>>>>>
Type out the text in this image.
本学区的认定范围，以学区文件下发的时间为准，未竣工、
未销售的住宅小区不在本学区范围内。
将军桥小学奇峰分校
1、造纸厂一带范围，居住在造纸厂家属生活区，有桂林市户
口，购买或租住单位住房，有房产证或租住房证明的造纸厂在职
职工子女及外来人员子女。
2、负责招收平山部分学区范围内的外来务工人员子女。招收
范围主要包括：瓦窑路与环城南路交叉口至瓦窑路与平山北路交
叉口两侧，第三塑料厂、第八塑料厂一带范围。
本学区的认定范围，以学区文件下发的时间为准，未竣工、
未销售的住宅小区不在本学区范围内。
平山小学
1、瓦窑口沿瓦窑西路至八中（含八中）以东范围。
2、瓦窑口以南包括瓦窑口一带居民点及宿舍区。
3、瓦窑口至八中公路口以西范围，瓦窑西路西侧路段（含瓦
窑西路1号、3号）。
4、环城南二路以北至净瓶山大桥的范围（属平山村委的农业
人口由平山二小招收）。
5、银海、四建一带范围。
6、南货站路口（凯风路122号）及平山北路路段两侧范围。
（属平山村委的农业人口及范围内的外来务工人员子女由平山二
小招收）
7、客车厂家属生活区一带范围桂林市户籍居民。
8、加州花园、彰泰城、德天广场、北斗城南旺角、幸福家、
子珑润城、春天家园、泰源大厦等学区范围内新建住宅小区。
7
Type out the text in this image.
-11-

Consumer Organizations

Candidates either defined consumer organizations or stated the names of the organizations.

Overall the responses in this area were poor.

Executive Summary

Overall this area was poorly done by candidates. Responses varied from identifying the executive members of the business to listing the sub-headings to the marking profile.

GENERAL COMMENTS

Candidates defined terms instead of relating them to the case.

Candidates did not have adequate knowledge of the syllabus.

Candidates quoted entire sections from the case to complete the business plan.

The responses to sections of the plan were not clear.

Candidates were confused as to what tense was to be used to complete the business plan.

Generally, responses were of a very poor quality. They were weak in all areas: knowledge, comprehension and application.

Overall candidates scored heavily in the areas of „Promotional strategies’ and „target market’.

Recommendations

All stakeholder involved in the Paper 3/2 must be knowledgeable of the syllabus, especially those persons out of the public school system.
<<<<<
Search the data above for the string "syllabus" and return every line that has it.

CORRECT OUTPUT:
Candidates did not have adequate knowledge of the syllabus.
All stakeholder involved in the Paper 3/2 must be knowledgeable of the syllabus, especially those persons out of the public school system.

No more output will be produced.